>>

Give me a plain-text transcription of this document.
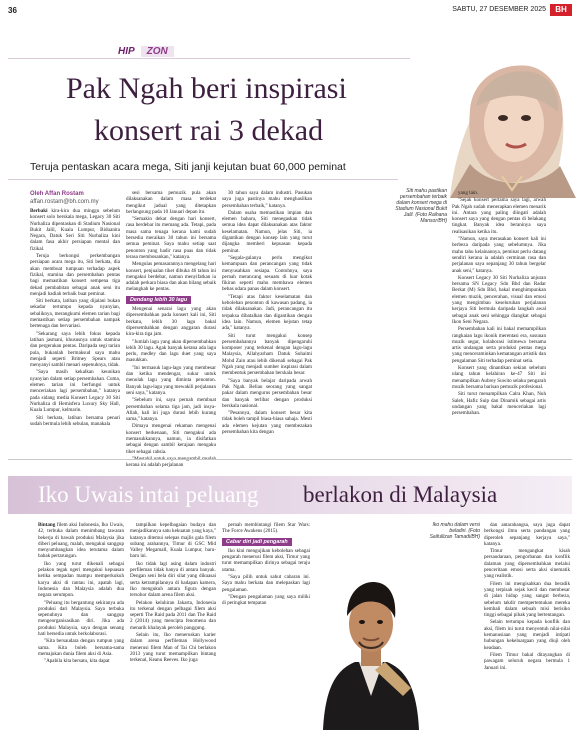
36	SABTU, 27 DESEMBER 2025	BH
HIP	ZON
Pak Ngah beri inspirasi
konsert rai 3 dekad
Teruja pentaskan acara mega, Siti janji kejutan buat 60,000 peminat
Siti mahu pastikan persembahan terbaik dalam konsert mega di Stadium Nasional Bukit Jalil. (Foto Raihana Mansor/BH)
Oleh Affan Rostam
affan.rostam@bh.com.my

Berbaki kira-kira dua minggu sebelum konsert solo berskala mega, Legacy 30 Siti Nurhaliza dipentaskan di Stadium Nasional Bukit Jalil, Kuala Lumpur, Biduanita Negara, Datuk Seri Siti Nurhaliza kini dalam fasa akhir persiapan mental dan fizikal.

Teruja berkongsi perkembangan persiapan acara mega itu, Siti berkata, dia akan membuat tumpuan terhadap aspek fizikal, stamina dan persembahan pentas bagi memastikan konsert sempena tiga dekad pembabitan sebagai anak seni itu menjadi hadiah terbaik buat peminat.

Siti berkata, latihan yang dijalani bukan sekadar tertumpu kepada nyanyian, sebaliknya, merangkumi elemen tarian bagi memastikan setiap persembahan nampak bertenaga dan bervariasi.

"Sekarang saya lebih fokus kepada latihan jasmani, khususnya untuk stamina dan pergerakan pentas. Daripada segi tarian pula, bukanlah bermaksud saya mahu menjadi seperti Britney Spears atau menyanyi sambil menari sepenuhnya, tidak.

"Saya masih kekalkan keunikan nyanyian dalam setiap persembahan. Cuma, elemen tarian ini berfungsi untuk menceriakan lagi persembahan," katanya pada sidang media Konsert Legacy 30 Siti Nurhaliza di Hemisfera Luxury Sky Hall, Kuala Lumpur, kelmarin.

Siti berkata, latihan bersama penari sudah bermula lebih sebulan, manakala

sesi bersama pemuzik pula akan dilaksanakan dalam masa terdekat mengikut jadual yang ditetapkan berlangsung pada 10 Januari depan itu.

"Semakin dekat dengan hari konsert, rasa berdebar itu memang ada. Tetapi, pada masa sama tenaga kerana kami sudah bersedia meraikan 30 tahun ini bersama semua peminat. Saya mahu setiap saat penonton yang hadir rasa puas dan tidak terasa membosankan," katanya.

Mengulas pemasarannya mengelang hari konsert, penjualan tiket dibuka 46 tahun ini mengakui berdebar, namun menyifatkan ia adalah perkara biasa dan akan hilang sebaik melangkah ke pentas.

Dendang lebih 30 lagu

Mengenai senarai lagu yang akan dipersembahkan pada konsert kali ini, Siti berkata, lebih 30 lagu bakal dipersembahkan dengan anggaran durasi kira-kira tiga jam.

"Jumlah lagu yang akan dipersembahkan lebih 30 lagu. Agak banyak kerana ada lagu perlu, medley dan lagu duet yang saya masukkan.

"Ini termasuk lagu-lagu yang membesar dan ketika mendengar, sukar untuk menolak lagu yang diminta penonton. Banyak lagu-lagu yang mewakili perjalanan seni saya," katanya.

"Sebelum ini, saya pernah membuat persembahan selama tiga jam, jadi insya-Allah, kali ini juga durasi lebih kurang sama," katanya.

Dimaya mengenai rekaman mengenai konsert berkenaan, Siti mengakui ada memasukkannya, namun, ia disifatkan sebagai dengan sambil kerajaan mengaku tiket sebagai rahsia.

kerana ini adalah perjalanan

30 tahun saya dalam industri. Pasukan saya juga pastinya mahu menghasilkan persembahan terbaik," katanya.

Dalam usaha memastikan impian dan elemen baharu, Siti menegaskan tidak semua idea dapat dilaksanakan atas faktor keselamatan. Namun, jelas Siti, ia digantikan dengan konsep lain yang turut dijangka memberi kepuasan kepada peminat.

"Segala-galanya perlu mengikut kemampuan dan perancangan yang tidak menyusahkan sesiapa. Contohnya, saya pernah merancang sesuatu di luar kotak fikiran seperti mahu membawa elemen bebas udara panas dalam konsert.

"Tetapi atas faktor keselamatan dan kebolehan penonton di kawasan padang, ia tidak dilaksanakan. Jadi, perancangan itu terpaksa dibatalkan dan digantikan dengan idea lain. Namun, elemen kejutan tetap ada," katanya.

Siti turut mengakui konsep persembahannya banyak dipengaruhi komposer yang terkenal dengan lagu-lagu Malaysia, Allahyarham Datuk Suhaimi Mohd Zain atau lebih dikenali sebagai Pak Ngah yang menjadi sumber inspirasi dalam membentuk persembahan berskala besar.

"Saya banyak belajar daripada arwah Pak Ngah. Beliau seorang yang sangat pakar dalam mengurus persembahan besar dan banyak terlibat dengan produksi berskala nasional.

"Pesannya, dalam konsert besar kita tidak boleh tampil biasa-biasa sahaja. Mesti ada elemen kejutan yang membezakan persembahan kita dengan

yang lain.

"Sejak konsert pertama saya lagi, arwah Pak Ngah sudah menerapkan elemen menarik ini. Antara yang paling diingati adalah konsert saya yang dengan pentas di belakang tingkat. Banyak idea beraninya saya realisasikan ketika itu.

"Namun, saya merasakan konsert kali ini berbeza daripada yang sebelumnya. Jika mahu tahu kelainannya, peminat perlu datang sendiri kerana ia adalah cerminan rasa dan perjalanan saya sepanjang 30 tahun bergelar anak seni," katanya.

Konsert Legacy 30 Siti Nurhaliza anjuran bersama SN Legacy Sdn Bhd dan Radar Berkat (M) Sdn Bhd, bakal menghimpunkan elemen muzik, pencerahan, visual dan emosi yang mengimbau keseluruhan perjalanan kerjaya Siti bermula daripada langkah awal sebagai anak seni sehingga diangkat sebagai Ikon Seni Negara.

Persembahan kali ini bakal memampilkan rangkaian lagu ikonik merentasi era, susunan muzik segar, kolaborasi istimewa bersama artis undangan serta produksi pentas mega yang menceraminkan kematangan artistik dan pengalaman Siti terhadap peminat setia.

Konsert yang dinantikan sekian sebelum ulang tahun kelahiran ke-47 Siti ini menampilkan Aubrey Suwito selaku pengarah muzik bersama barisan pemuzik profesional.

Siti turut menampilkan Calra Khan, Nuh Saleh, Hafiz Suip dan Dinamik sebagai artis undangan yang bakal menceriakan lagi persembahan.

Iko Uwais intai peluang berlakon di Malaysia

Bintang filem aksi Indonesia, Iko Uwais, 42, terbuka dalam menimbang tawaran bekerja di bawah produksi Malaysia jika diberi peluang, malah, mengakui sanggup menyumbangkan idea terutama dalam babak pertarungan.

Iko yang turut dikenali sebagai pelakon tegak ngeri mengakui kepuasan ketika sempadan mampu memperkukuh karya aksi di rantau ini, apatah lagi, Indonesia dan Malaysia adalah dua negara serumpun.

"Peluang itu bergantung sekiranya ada produksi dari Malaysia. Saya terbuka sepenuhnya dan sanggup mengeorganisasikan diri. Jika ada produksi Malaysia, saya dengan senang hati bersedia untuk berkolaborasi.

"Kita bersaudara dengan rumpun yang sama. Kita boleh bersama-sama memajukan dunia filem aksi di Asia.

"Apabila kita bersatu, kita dapat

tampilkan kepelbagaian budaya dan menjadikannya satu kekuatan yang kaya," katanya ditemui selepas majlis gala filem subang arahannya, Timur di GSC Mid Valley Megamall, Kuala Lumpur, baru-baru ini.

Iko tidak lagi asing dalam industri perfileman tidak hanya di antara banyak. Dengan seni bela diri silat yang dikuasai serta ketrampilannya di hadapan kamera, Iko mengukuh antara figura dengan tersohor dalam arena filem aksi.

Pelakon kelahiran Jakarta, Indonesia itu terkenal dengan pelbagai filem aksi seperti The Raid pada 2011 dan The Raid 2 (2014) yang mencipta fenomena dan menarik khalayak peroleh panggung.

Selain itu, Iko meneruskan karier dalam arena perfileman Hollywood menerusi filem Man of Tai Chi berlakon 2013 yang turut memampilkan bintang terkenal, Keanu Reeves. Iko juga

pernah membintangi filem Star Wars: The Force Awakens (2015).

Cabar diri jadi pengarah

Iko kini mengujikan kebolehan sebagai pengarah menerusi filem aksi, Timur yang turut memampilkan dirinya sebagai teraju utama.

"Saya pilih untuk sahut cabaran ini. Saya mahu berkata dan melepaskan lagi pengalaman.

"Dengan pengalaman yang saya miliki di peringkat tempatan

dan antarabangsa, saya juga dapat berkongsi ilmu serta pandangan yang diperoleh sepanjang kerjaya saya," katanya.

Timur mengangkat kisah persaudaraan, pengorbanan dan konflik dalaman yang dipersembahkan melalui penceritaan emosi serta aksi sinematik yang realistik.

Filem ini mengisahkan dua beradik yang terpisah sejak kecil dan membesar di jalan hidup yang sangat berbeza, sebelum takdir mempertemukan mereka kembali dalam sebuah misi berisiko tinggi sebagai pihak yang bertentangan.

Selain tertumpu kepada konflik dan aksi, filem ini turut menyentuh nilai-nilai kemanusiaan yang menjadi intipati hubungan kekeluargaan yang diuji oleh keadaan.

Filem Timur bakal ditayangkan di pawagam seluruh negara bermula 1 Januari ini.

Iko mahu dalam versi beladiri. (Foto Saifullizan Tamadi/BH)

<<

Gather from the entries above all lines that include the string "menarik".

Response:
"Sejak konsert pertama saya lagi, arwah Pak Ngah sudah menerapkan elemen menarik ini. Antara yang paling diingati adalah konsert saya yang dengan pentas di belakang tingkat. Banyak idea beraninya saya realisasikan ketika itu.
Pelakon kelahiran Jakarta, Indonesia itu terkenal dengan pelbagai filem aksi seperti The Raid pada 2011 dan The Raid 2 (2014) yang mencipta fenomena dan menarik khalayak peroleh panggung.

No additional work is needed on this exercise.